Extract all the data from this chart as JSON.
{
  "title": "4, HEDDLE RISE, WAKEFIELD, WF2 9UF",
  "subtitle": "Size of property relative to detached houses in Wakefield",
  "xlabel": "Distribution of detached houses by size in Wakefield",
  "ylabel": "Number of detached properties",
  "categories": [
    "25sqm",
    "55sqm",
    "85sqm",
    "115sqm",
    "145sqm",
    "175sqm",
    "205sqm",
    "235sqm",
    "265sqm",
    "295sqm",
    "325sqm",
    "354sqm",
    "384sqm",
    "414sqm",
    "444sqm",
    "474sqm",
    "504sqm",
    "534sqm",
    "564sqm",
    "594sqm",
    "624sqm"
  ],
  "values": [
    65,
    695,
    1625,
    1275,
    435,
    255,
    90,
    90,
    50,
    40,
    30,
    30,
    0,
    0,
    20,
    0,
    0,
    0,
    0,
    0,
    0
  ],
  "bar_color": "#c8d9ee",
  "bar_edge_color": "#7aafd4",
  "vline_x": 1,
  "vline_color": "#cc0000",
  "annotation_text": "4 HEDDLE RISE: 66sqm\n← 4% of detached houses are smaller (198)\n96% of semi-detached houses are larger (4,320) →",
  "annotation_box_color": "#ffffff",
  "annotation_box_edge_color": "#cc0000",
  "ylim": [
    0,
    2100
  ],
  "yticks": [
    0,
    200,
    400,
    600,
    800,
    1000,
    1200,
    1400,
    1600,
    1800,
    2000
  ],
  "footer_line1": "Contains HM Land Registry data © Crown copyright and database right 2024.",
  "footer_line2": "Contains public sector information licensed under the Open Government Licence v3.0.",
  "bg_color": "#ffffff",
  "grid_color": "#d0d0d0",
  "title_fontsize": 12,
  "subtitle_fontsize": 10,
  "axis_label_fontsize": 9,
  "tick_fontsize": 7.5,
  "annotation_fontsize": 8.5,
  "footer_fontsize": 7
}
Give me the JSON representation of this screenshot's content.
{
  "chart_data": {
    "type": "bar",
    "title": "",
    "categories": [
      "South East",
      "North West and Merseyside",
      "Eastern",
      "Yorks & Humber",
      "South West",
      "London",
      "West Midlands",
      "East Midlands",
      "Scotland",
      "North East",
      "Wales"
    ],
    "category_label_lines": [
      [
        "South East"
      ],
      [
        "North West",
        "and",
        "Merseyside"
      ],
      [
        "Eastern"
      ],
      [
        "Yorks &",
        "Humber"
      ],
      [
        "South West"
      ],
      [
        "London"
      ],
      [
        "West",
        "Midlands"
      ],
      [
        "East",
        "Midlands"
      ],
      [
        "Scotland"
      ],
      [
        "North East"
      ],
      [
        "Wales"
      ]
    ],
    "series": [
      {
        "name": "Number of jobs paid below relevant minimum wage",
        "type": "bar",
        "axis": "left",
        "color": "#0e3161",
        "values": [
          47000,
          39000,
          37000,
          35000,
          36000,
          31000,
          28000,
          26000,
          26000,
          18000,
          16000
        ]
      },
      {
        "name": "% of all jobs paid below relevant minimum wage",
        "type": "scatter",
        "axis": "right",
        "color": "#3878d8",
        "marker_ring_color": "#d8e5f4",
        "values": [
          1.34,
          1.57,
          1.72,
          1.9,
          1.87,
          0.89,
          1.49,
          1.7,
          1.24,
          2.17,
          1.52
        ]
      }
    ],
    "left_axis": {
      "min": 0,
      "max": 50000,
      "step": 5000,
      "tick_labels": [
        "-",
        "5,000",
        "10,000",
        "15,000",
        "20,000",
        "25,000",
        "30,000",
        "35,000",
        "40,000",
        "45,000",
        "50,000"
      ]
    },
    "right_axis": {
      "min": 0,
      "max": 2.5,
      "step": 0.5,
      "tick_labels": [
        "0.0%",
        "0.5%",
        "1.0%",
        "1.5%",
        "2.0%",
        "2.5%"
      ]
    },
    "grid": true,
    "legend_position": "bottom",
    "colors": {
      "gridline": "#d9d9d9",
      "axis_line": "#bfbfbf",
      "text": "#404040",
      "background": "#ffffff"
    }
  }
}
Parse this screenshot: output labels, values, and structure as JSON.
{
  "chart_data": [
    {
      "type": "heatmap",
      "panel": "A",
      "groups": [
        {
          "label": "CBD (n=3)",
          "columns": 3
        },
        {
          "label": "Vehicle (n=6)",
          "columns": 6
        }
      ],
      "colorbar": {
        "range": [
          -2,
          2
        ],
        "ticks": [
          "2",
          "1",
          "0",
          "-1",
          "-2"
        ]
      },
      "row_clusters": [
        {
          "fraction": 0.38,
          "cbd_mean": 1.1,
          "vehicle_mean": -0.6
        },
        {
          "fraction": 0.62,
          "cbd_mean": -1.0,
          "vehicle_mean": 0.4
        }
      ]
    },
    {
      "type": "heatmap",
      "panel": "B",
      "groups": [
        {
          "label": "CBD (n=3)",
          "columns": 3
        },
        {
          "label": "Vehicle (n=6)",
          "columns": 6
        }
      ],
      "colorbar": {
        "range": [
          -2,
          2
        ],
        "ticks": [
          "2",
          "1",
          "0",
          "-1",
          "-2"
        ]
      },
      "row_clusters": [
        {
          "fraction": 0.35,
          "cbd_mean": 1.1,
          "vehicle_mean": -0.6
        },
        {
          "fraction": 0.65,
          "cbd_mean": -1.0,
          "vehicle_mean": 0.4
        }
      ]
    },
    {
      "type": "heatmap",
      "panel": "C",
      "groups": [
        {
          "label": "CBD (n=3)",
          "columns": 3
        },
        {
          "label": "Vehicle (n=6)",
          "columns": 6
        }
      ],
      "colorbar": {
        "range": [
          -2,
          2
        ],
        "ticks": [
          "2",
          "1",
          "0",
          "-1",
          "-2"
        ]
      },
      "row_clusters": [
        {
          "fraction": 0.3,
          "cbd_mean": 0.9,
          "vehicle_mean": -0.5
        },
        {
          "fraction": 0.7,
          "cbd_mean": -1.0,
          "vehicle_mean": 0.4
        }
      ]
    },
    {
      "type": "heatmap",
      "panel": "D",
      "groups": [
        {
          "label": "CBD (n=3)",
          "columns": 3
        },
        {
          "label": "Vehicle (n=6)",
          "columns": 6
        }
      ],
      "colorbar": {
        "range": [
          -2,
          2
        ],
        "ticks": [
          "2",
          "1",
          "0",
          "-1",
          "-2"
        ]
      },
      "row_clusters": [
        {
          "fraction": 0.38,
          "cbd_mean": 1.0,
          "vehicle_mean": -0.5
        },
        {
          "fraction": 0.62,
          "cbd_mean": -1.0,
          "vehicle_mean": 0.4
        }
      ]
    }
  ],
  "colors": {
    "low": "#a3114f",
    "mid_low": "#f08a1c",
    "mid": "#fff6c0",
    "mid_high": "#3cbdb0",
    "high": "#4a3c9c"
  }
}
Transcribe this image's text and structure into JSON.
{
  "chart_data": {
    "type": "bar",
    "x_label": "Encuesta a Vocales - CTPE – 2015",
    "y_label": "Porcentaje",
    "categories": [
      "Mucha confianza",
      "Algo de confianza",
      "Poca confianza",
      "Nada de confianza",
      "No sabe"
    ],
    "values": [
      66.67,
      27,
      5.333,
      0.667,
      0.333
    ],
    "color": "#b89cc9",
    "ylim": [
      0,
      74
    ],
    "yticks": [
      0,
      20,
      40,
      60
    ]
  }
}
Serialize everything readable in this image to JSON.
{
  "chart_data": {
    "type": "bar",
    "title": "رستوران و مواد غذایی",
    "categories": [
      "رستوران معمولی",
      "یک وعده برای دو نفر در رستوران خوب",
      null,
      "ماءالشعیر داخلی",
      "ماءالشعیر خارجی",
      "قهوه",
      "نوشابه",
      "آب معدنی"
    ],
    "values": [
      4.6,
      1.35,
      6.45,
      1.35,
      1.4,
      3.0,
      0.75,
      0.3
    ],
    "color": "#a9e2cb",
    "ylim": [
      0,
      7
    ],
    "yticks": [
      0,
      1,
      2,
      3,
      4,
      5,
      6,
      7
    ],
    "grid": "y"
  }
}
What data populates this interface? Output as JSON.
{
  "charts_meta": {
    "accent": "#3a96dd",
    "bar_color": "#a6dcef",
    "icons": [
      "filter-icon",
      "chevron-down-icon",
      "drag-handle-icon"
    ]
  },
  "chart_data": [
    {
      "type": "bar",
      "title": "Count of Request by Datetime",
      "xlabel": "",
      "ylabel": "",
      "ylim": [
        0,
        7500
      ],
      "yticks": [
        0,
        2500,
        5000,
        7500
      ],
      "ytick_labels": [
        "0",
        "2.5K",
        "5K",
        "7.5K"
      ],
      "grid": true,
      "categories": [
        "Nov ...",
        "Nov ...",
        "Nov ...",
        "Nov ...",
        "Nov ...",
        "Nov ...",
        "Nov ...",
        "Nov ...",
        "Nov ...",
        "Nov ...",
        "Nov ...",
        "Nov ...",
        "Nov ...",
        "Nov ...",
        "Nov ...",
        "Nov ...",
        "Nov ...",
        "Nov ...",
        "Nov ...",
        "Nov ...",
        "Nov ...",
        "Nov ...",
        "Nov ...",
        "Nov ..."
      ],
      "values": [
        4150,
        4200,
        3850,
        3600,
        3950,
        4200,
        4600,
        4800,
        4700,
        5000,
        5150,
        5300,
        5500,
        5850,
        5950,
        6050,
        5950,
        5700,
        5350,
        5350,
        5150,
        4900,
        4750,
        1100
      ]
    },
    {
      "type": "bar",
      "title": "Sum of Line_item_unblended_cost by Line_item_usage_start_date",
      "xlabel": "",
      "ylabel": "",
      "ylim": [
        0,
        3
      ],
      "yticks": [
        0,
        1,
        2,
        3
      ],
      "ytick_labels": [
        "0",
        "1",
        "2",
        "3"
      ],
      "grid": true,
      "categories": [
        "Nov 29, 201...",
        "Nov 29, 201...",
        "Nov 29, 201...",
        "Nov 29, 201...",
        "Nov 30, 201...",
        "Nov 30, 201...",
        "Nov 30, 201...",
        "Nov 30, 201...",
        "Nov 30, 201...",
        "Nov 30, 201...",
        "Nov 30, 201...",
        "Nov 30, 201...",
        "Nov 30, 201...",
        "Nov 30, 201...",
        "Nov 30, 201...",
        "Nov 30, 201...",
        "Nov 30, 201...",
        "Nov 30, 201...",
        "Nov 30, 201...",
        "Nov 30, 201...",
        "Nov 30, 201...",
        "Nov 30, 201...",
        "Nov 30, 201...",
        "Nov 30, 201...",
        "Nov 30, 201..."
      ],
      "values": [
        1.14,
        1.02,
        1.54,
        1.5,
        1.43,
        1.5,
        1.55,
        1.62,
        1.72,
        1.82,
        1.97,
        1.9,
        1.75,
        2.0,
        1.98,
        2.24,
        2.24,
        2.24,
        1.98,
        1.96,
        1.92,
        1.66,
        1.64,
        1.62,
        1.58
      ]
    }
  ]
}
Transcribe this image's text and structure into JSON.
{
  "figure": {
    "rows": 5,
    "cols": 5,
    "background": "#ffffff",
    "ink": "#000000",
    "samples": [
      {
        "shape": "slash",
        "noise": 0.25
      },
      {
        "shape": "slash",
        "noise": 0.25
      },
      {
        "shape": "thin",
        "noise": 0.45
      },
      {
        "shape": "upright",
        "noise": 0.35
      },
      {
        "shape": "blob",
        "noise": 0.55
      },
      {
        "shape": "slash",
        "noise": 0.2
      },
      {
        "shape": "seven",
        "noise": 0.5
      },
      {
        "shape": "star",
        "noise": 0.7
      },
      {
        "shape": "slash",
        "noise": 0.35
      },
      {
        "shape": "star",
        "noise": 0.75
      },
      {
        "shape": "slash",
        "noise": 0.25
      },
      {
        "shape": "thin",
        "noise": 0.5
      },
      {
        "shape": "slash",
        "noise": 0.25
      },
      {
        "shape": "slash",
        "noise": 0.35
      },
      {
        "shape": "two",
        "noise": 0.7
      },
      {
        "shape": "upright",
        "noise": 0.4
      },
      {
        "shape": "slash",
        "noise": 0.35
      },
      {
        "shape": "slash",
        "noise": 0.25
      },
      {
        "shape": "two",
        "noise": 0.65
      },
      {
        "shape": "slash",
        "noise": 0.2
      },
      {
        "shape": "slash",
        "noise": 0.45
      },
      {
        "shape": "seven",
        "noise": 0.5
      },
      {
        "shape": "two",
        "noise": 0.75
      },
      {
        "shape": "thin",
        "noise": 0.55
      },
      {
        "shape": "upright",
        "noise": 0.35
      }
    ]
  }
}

◇ ◇ ◇ ◇ ◇

▶ REQUIREMENT: Your task is to report how many lines of the material include the string "below". Give the number and no other words.

▶ EXERCISE RESPONSE: 2